Set all the material down again unchanged, without the pictures.

[Stored data entries]

[start]

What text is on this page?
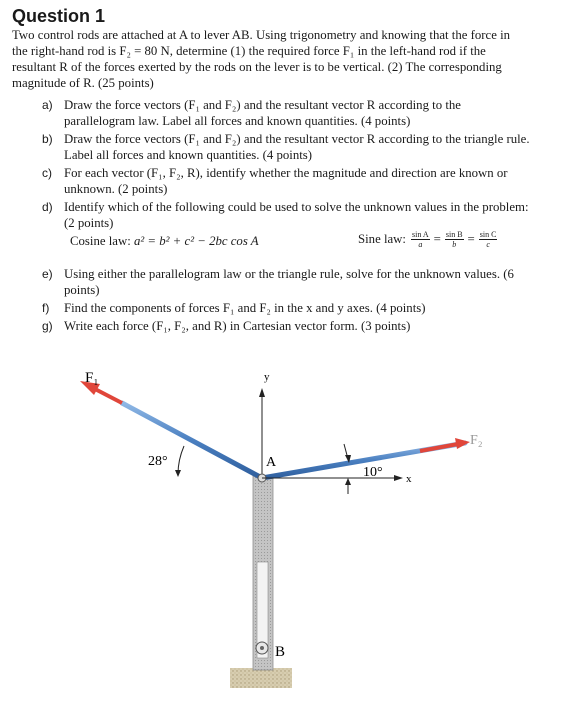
Question 1
Two control rods are attached at A to lever AB. Using trigonometry and knowing that the force in
the right-hand rod is F₂ = 80 N, determine (1) the required force F₁ in the left-hand rod if the
resultant R of the forces exerted by the rods on the lever is to be vertical. (2) The corresponding
magnitude of R. (25 points)
a) Draw the force vectors (F₁ and F₂) and the resultant vector R according to the
parallelogram law. Label all forces and known quantities. (4 points)
b) Draw the force vectors (F₁ and F₂) and the resultant vector R according to the triangle rule.
Label all forces and known quantities. (4 points)
c) For each vector (F₁, F₂, R), identify whether the magnitude and direction are known or
unknown. (2 points)
d) Identify which of the following could be used to solve the unknown values in the problem:
(2 points)
Cosine law: a² = b² + c² − 2bc cos A	Sine law: $\frac{\text{sin A}}{a} = \frac{\text{sin B}}{b} = \frac{\text{sin C}}{c}$
e) Using either the parallelogram law or the triangle rule, solve for the unknown values. (6
points)
f) Find the components of forces F₁ and F₂ in the x and y axes. (4 points)
g) Write each force (F₁, F₂, and R) in Cartesian vector form. (3 points)
y
F₁
F₂
A
B
28°
10° x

[end]

**Solution for this task**
What text is on this page?
Question 1
Two control rods are attached at A to lever AB. Using trigonometry and knowing that the force in
the right-hand rod is F₂ = 80 N, determine (1) the required force F₁ in the left-hand rod if the
resultant R of the forces exerted by the rods on the lever is to be vertical. (2) The corresponding
magnitude of R. (25 points)
a) Draw the force vectors (F₁ and F₂) and the resultant vector R according to the
parallelogram law. Label all forces and known quantities. (4 points)
b) Draw the force vectors (F₁ and F₂) and the resultant vector R according to the triangle rule.
Label all forces and known quantities. (4 points)
c) For each vector (F₁, F₂, R), identify whether the magnitude and direction are known or
unknown. (2 points)
d) Identify which of the following could be used to solve the unknown values in the problem:
(2 points)
Cosine law: a² = b² + c² − 2bc cos A	Sine law: $\frac{\text{sin A}}{a} = \frac{\text{sin B}}{b} = \frac{\text{sin C}}{c}$
e) Using either the parallelogram law or the triangle rule, solve for the unknown values. (6
points)
f) Find the components of forces F₁ and F₂ in the x and y axes. (4 points)
g) Write each force (F₁, F₂, and R) in Cartesian vector form. (3 points)
y
F₁
F₂
A
B
28°
10° x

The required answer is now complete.